TASK OBJECTIVE: Each entry below is to be given again word for word, with no pictures.
↓↓↓
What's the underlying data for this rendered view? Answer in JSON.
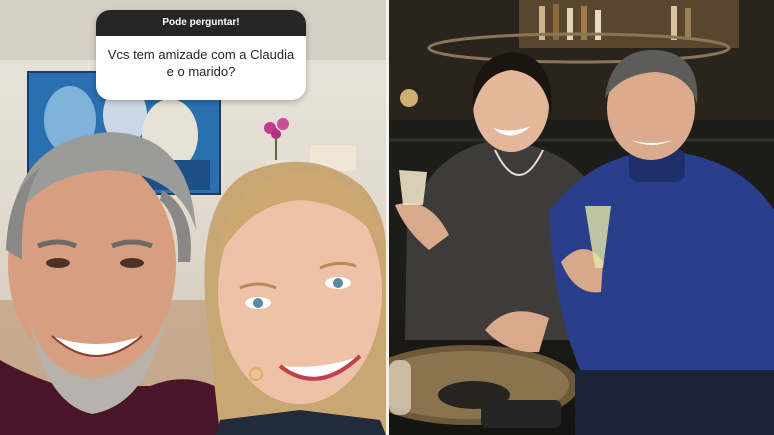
{
  "story_question": {
    "header": "Pode perguntar!",
    "question": "Vcs tem amizade com a Claudia e o marido?"
  },
  "colors": {
    "card_header": "#262626",
    "card_body": "#ffffff",
    "divider": "#f4f1ec"
  },
  "icons": [
    "sun-glare"
  ]
}
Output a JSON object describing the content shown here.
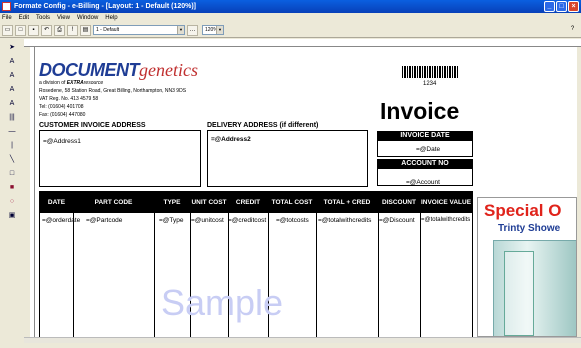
{
  "window": {
    "title": "Formate Config - e-Billing - [Layout: 1 - Default (120%)]"
  },
  "menu": [
    "File",
    "Edit",
    "Tools",
    "View",
    "Window",
    "Help"
  ],
  "toolbar": {
    "layout_combo": "1 - Default",
    "zoom_combo": "120%"
  },
  "company": {
    "logo_word1": "DOCUMENT",
    "logo_word2": "genetics",
    "division_prefix": "a division of",
    "division_brand": "EXTRA",
    "division_suffix": "resource",
    "address": "Rosedene, 58 Station Road, Great Billing, Northampton, NN3 9DS",
    "vat": "VAT Reg. No. 413 4579 58",
    "tel": "Tel: (01604) 401708",
    "fax": "Fax: (01604) 447080"
  },
  "barcode_number": "1234",
  "invoice": {
    "title": "Invoice",
    "customer_address_label": "CUSTOMER INVOICE ADDRESS",
    "customer_address_value": "=@Address1",
    "delivery_address_label": "DELIVERY ADDRESS (if different)",
    "delivery_address_value": "=@Address2",
    "date_label": "INVOICE DATE",
    "date_value": "=@Date",
    "account_label": "ACCOUNT NO",
    "account_value": "=@Account"
  },
  "table": {
    "headers": [
      "DATE",
      "PART CODE",
      "TYPE",
      "UNIT COST",
      "CREDIT",
      "TOTAL COST",
      "TOTAL + CRED",
      "DISCOUNT",
      "INVOICE VALUE"
    ],
    "row": [
      "=@orderdate",
      "=@Partcode",
      "=@Type",
      "=@unitcost",
      "=@creditcost",
      "=@totcosts",
      "=@totalwithcredits",
      "=@Discount",
      "=@totalwithcredits"
    ]
  },
  "watermark": "Sample",
  "promo": {
    "line1": "Special O",
    "line2": "Trinty Showe"
  }
}
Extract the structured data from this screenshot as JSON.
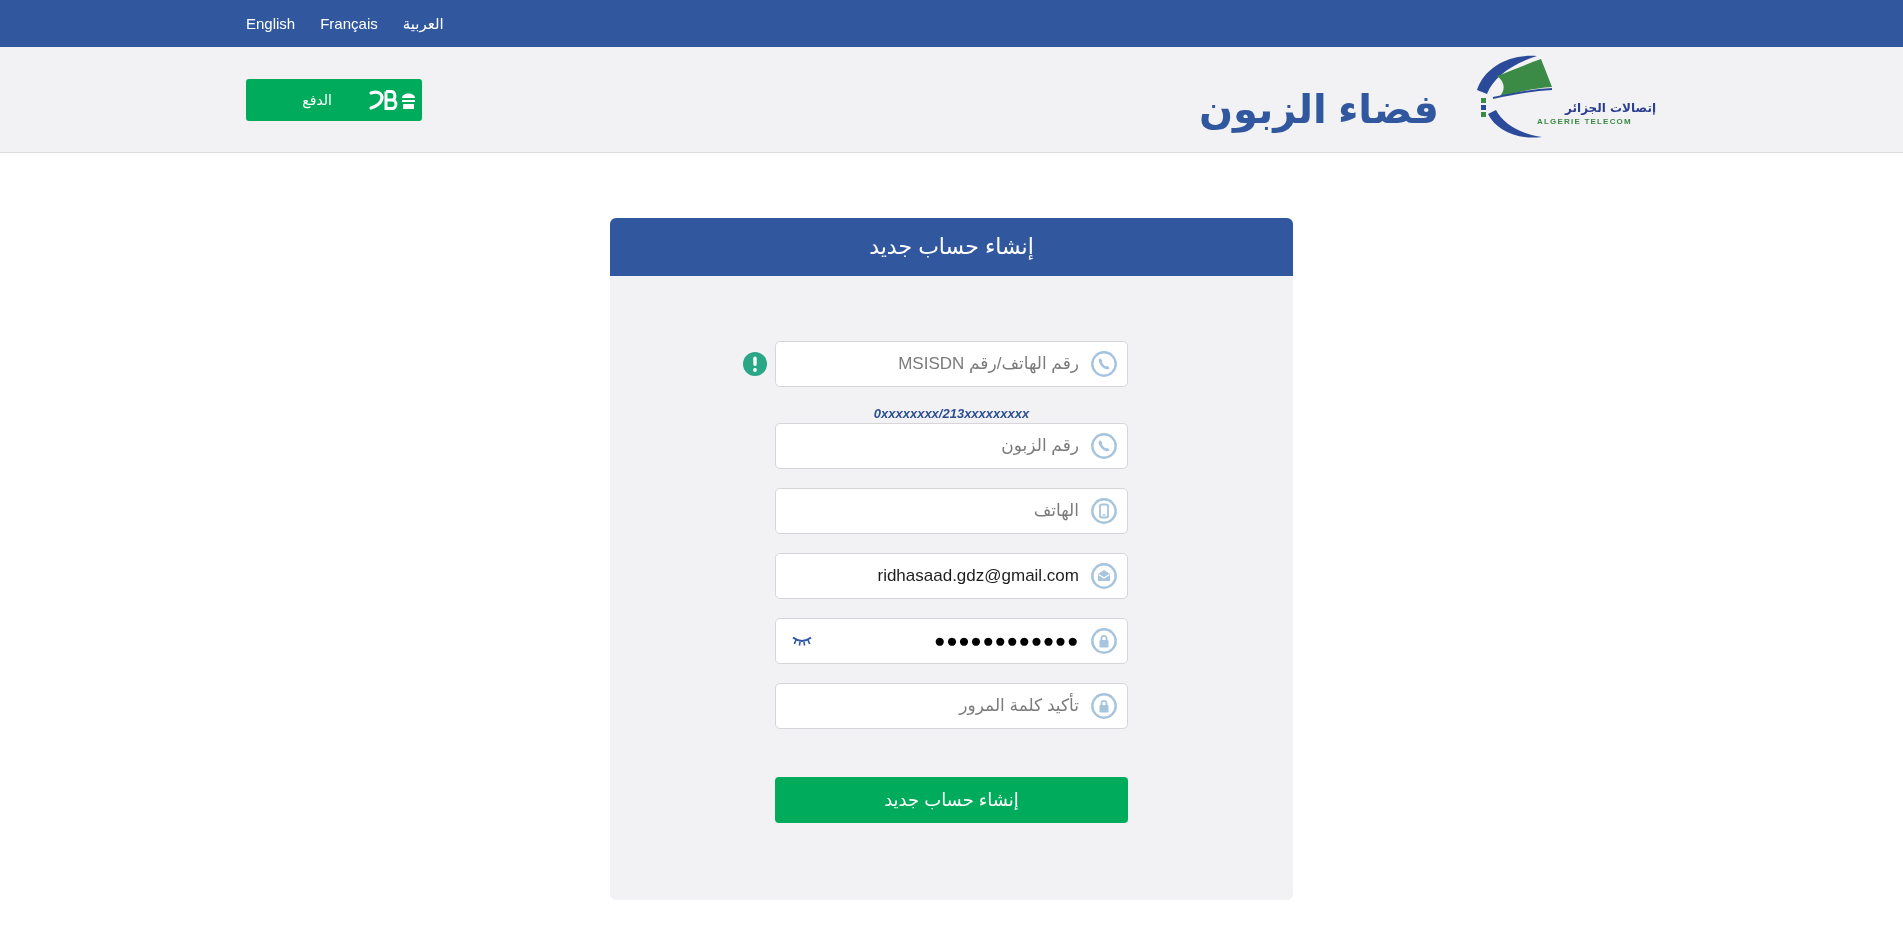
{
  "top_bar": {
    "languages": [
      "العربية",
      "Français",
      "English"
    ]
  },
  "header": {
    "logo": {
      "arabic": "إتصالات الجزائر",
      "latin": "ALGERIE TELECOM"
    },
    "title": "فضاء الزبون",
    "payment_button": {
      "label": "الدفع"
    }
  },
  "form": {
    "title": "إنشاء حساب جديد",
    "fields": [
      {
        "kind": "phone",
        "placeholder": "رقم الهاتف/رقم MSISDN",
        "warning": true,
        "eye_toggle": false,
        "hint": "0xxxxxxxx/213xxxxxxxxx"
      },
      {
        "kind": "phone",
        "placeholder": "رقم الزبون",
        "warning": false,
        "eye_toggle": false
      },
      {
        "kind": "mobile",
        "placeholder": "الهاتف",
        "warning": false,
        "eye_toggle": false
      },
      {
        "kind": "email",
        "value": "ridhasaad.gdz@gmail.com",
        "warning": false,
        "eye_toggle": false
      },
      {
        "kind": "lock",
        "value": "●●●●●●●●●●●●",
        "warning": false,
        "eye_toggle": true
      },
      {
        "kind": "lock",
        "placeholder": "تأكيد كلمة المرور",
        "warning": false,
        "eye_toggle": false
      }
    ],
    "submit": {
      "label": "إنشاء حساب جديد"
    }
  }
}
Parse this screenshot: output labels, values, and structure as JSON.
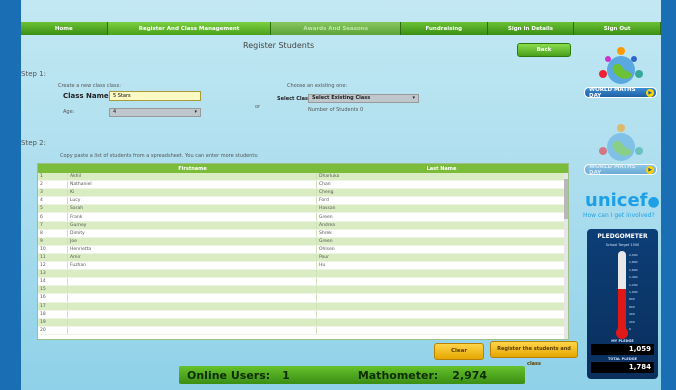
{
  "nav": {
    "tabs": [
      {
        "label": "Home",
        "state": "normal"
      },
      {
        "label": "Register And Class Management",
        "state": "active"
      },
      {
        "label": "Awards And Seasons",
        "state": "dim"
      },
      {
        "label": "Fundraising",
        "state": "normal"
      },
      {
        "label": "Sign In Details",
        "state": "normal"
      },
      {
        "label": "Sign Out",
        "state": "normal"
      }
    ]
  },
  "page": {
    "title": "Register Students",
    "back_label": "Back"
  },
  "step1": {
    "heading": "Step 1:",
    "create_hint": "Create a new class class:",
    "class_name_label": "Class Name",
    "class_name_value": "5 Stars",
    "age_label": "Age:",
    "age_value": "4",
    "or_text": "or",
    "choose_hint": "Choose an existing one:",
    "select_class_label": "Select Class",
    "select_class_value": "Select Existing Class",
    "students_count_text": "Number of Students 0"
  },
  "step2": {
    "heading": "Step 2:",
    "hint": "Copy paste a list of students from a spreadsheet. You can enter more students:"
  },
  "grid": {
    "headers": [
      "",
      "Firstname",
      "Last Name"
    ],
    "rows": [
      {
        "num": "1",
        "first": "Akhil",
        "last": "Dharluka"
      },
      {
        "num": "2",
        "first": "Nathaniel",
        "last": "Chan"
      },
      {
        "num": "3",
        "first": "Ki",
        "last": "Cheng"
      },
      {
        "num": "4",
        "first": "Lucy",
        "last": "Ford"
      },
      {
        "num": "5",
        "first": "Sarah",
        "last": "Hassan"
      },
      {
        "num": "6",
        "first": "Frank",
        "last": "Green"
      },
      {
        "num": "7",
        "first": "Gurney",
        "last": "Andrea"
      },
      {
        "num": "8",
        "first": "Dimity",
        "last": "Shrek"
      },
      {
        "num": "9",
        "first": "Joe",
        "last": "Green"
      },
      {
        "num": "10",
        "first": "Henrietta",
        "last": "Ohlsen"
      },
      {
        "num": "11",
        "first": "Amir",
        "last": "Pour"
      },
      {
        "num": "12",
        "first": "Fuzhan",
        "last": "Hu"
      },
      {
        "num": "13",
        "first": "",
        "last": ""
      },
      {
        "num": "14",
        "first": "",
        "last": ""
      },
      {
        "num": "15",
        "first": "",
        "last": ""
      },
      {
        "num": "16",
        "first": "",
        "last": ""
      },
      {
        "num": "17",
        "first": "",
        "last": ""
      },
      {
        "num": "18",
        "first": "",
        "last": ""
      },
      {
        "num": "19",
        "first": "",
        "last": ""
      },
      {
        "num": "20",
        "first": "",
        "last": ""
      }
    ]
  },
  "actions": {
    "clear_label": "Clear",
    "register_label": "Register the students and class"
  },
  "footer": {
    "online_label": "Online Users:",
    "online_value": "1",
    "mathometer_label": "Mathometer:",
    "mathometer_value": "2,974"
  },
  "sidebar": {
    "wmd_label": "WORLD MATHS DAY",
    "unicef_text": "unicef",
    "unicef_sub": "How can I get involved?",
    "pledgometer_title": "PLEDGOMETER",
    "pledgometer_sub": "School Target 1500",
    "ticks": [
      "2,000",
      "1,800",
      "1,600",
      "1,400",
      "1,200",
      "1,000",
      "800",
      "600",
      "400",
      "200",
      "0"
    ],
    "fill_fraction": 0.53,
    "my_pledge_label": "MY PLEDGE",
    "my_pledge_value": "1,059",
    "total_label": "TOTAL PLEDGE",
    "total_value": "1,784"
  },
  "colors": {
    "accent_green": "#4aa01b",
    "background": "#a6dbed",
    "frame": "#1a6fb4",
    "button_yellow": "#e5a600"
  }
}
↑↑↑
EXERCISE ANSWER:
What's the underlying data for this rendered view? Answer in JSON.
{
  "story_question": {
    "header": "Pode perguntar!",
    "question": "Vcs tem amizade com a Claudia e o marido?"
  },
  "colors": {
    "card_header": "#262626",
    "card_body": "#ffffff",
    "divider": "#f4f1ec"
  },
  "icons": [
    "sun-glare"
  ]
}
Output a JSON object describing the content shown here.
{
  "window": {
    "title": "Formate Config - e-Billing - [Layout: 1 - Default (120%)]"
  },
  "menu": [
    "File",
    "Edit",
    "Tools",
    "View",
    "Window",
    "Help"
  ],
  "toolbar": {
    "layout_combo": "1 - Default",
    "zoom_combo": "120%"
  },
  "company": {
    "logo_word1": "DOCUMENT",
    "logo_word2": "genetics",
    "division_prefix": "a division of",
    "division_brand": "EXTRA",
    "division_suffix": "resource",
    "address": "Rosedene, 58 Station Road, Great Billing, Northampton, NN3 9DS",
    "vat": "VAT Reg. No. 413 4579 58",
    "tel": "Tel: (01604) 401708",
    "fax": "Fax: (01604) 447080"
  },
  "barcode_number": "1234",
  "invoice": {
    "title": "Invoice",
    "customer_address_label": "CUSTOMER INVOICE ADDRESS",
    "customer_address_value": "=@Address1",
    "delivery_address_label": "DELIVERY ADDRESS (if different)",
    "delivery_address_value": "=@Address2",
    "date_label": "INVOICE DATE",
    "date_value": "=@Date",
    "account_label": "ACCOUNT NO",
    "account_value": "=@Account"
  },
  "table": {
    "headers": [
      "DATE",
      "PART CODE",
      "TYPE",
      "UNIT COST",
      "CREDIT",
      "TOTAL COST",
      "TOTAL + CRED",
      "DISCOUNT",
      "INVOICE VALUE"
    ],
    "row": [
      "=@orderdate",
      "=@Partcode",
      "=@Type",
      "=@unitcost",
      "=@creditcost",
      "=@totcosts",
      "=@totalwithcredits",
      "=@Discount",
      "=@totalwithcredits"
    ]
  },
  "watermark": "Sample",
  "promo": {
    "line1": "Special O",
    "line2": "Trinty Showe"
  }
}
Extract the structured data from this screenshot as JSON.
{
  "top_bar": {
    "languages": [
      "العربية",
      "Français",
      "English"
    ]
  },
  "header": {
    "logo": {
      "arabic": "إتصالات الجزائر",
      "latin": "ALGERIE TELECOM"
    },
    "title": "فضاء الزبون",
    "payment_button": {
      "label": "الدفع"
    }
  },
  "form": {
    "title": "إنشاء حساب جديد",
    "fields": [
      {
        "kind": "phone",
        "placeholder": "رقم الهاتف/رقم MSISDN",
        "warning": true,
        "eye_toggle": false,
        "hint": "0xxxxxxxx/213xxxxxxxxx"
      },
      {
        "kind": "phone",
        "placeholder": "رقم الزبون",
        "warning": false,
        "eye_toggle": false
      },
      {
        "kind": "mobile",
        "placeholder": "الهاتف",
        "warning": false,
        "eye_toggle": false
      },
      {
        "kind": "email",
        "value": "ridhasaad.gdz@gmail.com",
        "warning": false,
        "eye_toggle": false
      },
      {
        "kind": "lock",
        "value": "●●●●●●●●●●●●",
        "warning": false,
        "eye_toggle": true
      },
      {
        "kind": "lock",
        "placeholder": "تأكيد كلمة المرور",
        "warning": false,
        "eye_toggle": false
      }
    ],
    "submit": {
      "label": "إنشاء حساب جديد"
    }
  }
}
Parse this screenshot: output labels, values, and structure as JSON.
{
  "nav": {
    "tabs": [
      {
        "label": "Home",
        "state": "normal"
      },
      {
        "label": "Register And Class Management",
        "state": "active"
      },
      {
        "label": "Awards And Seasons",
        "state": "dim"
      },
      {
        "label": "Fundraising",
        "state": "normal"
      },
      {
        "label": "Sign In Details",
        "state": "normal"
      },
      {
        "label": "Sign Out",
        "state": "normal"
      }
    ]
  },
  "page": {
    "title": "Register Students",
    "back_label": "Back"
  },
  "step1": {
    "heading": "Step 1:",
    "create_hint": "Create a new class class:",
    "class_name_label": "Class Name",
    "class_name_value": "5 Stars",
    "age_label": "Age:",
    "age_value": "4",
    "or_text": "or",
    "choose_hint": "Choose an existing one:",
    "select_class_label": "Select Class",
    "select_class_value": "Select Existing Class",
    "students_count_text": "Number of Students 0"
  },
  "step2": {
    "heading": "Step 2:",
    "hint": "Copy paste a list of students from a spreadsheet. You can enter more students:"
  },
  "grid": {
    "headers": [
      "",
      "Firstname",
      "Last Name"
    ],
    "rows": [
      {
        "num": "1",
        "first": "Akhil",
        "last": "Dharluka"
      },
      {
        "num": "2",
        "first": "Nathaniel",
        "last": "Chan"
      },
      {
        "num": "3",
        "first": "Ki",
        "last": "Cheng"
      },
      {
        "num": "4",
        "first": "Lucy",
        "last": "Ford"
      },
      {
        "num": "5",
        "first": "Sarah",
        "last": "Hassan"
      },
      {
        "num": "6",
        "first": "Frank",
        "last": "Green"
      },
      {
        "num": "7",
        "first": "Gurney",
        "last": "Andrea"
      },
      {
        "num": "8",
        "first": "Dimity",
        "last": "Shrek"
      },
      {
        "num": "9",
        "first": "Joe",
        "last": "Green"
      },
      {
        "num": "10",
        "first": "Henrietta",
        "last": "Ohlsen"
      },
      {
        "num": "11",
        "first": "Amir",
        "last": "Pour"
      },
      {
        "num": "12",
        "first": "Fuzhan",
        "last": "Hu"
      },
      {
        "num": "13",
        "first": "",
        "last": ""
      },
      {
        "num": "14",
        "first": "",
        "last": ""
      },
      {
        "num": "15",
        "first": "",
        "last": ""
      },
      {
        "num": "16",
        "first": "",
        "last": ""
      },
      {
        "num": "17",
        "first": "",
        "last": ""
      },
      {
        "num": "18",
        "first": "",
        "last": ""
      },
      {
        "num": "19",
        "first": "",
        "last": ""
      },
      {
        "num": "20",
        "first": "",
        "last": ""
      }
    ]
  },
  "actions": {
    "clear_label": "Clear",
    "register_label": "Register the students and class"
  },
  "footer": {
    "online_label": "Online Users:",
    "online_value": "1",
    "mathometer_label": "Mathometer:",
    "mathometer_value": "2,974"
  },
  "sidebar": {
    "wmd_label": "WORLD MATHS DAY",
    "unicef_text": "unicef",
    "unicef_sub": "How can I get involved?",
    "pledgometer_title": "PLEDGOMETER",
    "pledgometer_sub": "School Target 1500",
    "ticks": [
      "2,000",
      "1,800",
      "1,600",
      "1,400",
      "1,200",
      "1,000",
      "800",
      "600",
      "400",
      "200",
      "0"
    ],
    "fill_fraction": 0.53,
    "my_pledge_label": "MY PLEDGE",
    "my_pledge_value": "1,059",
    "total_label": "TOTAL PLEDGE",
    "total_value": "1,784"
  },
  "colors": {
    "accent_green": "#4aa01b",
    "background": "#a6dbed",
    "frame": "#1a6fb4",
    "button_yellow": "#e5a600"
  }
}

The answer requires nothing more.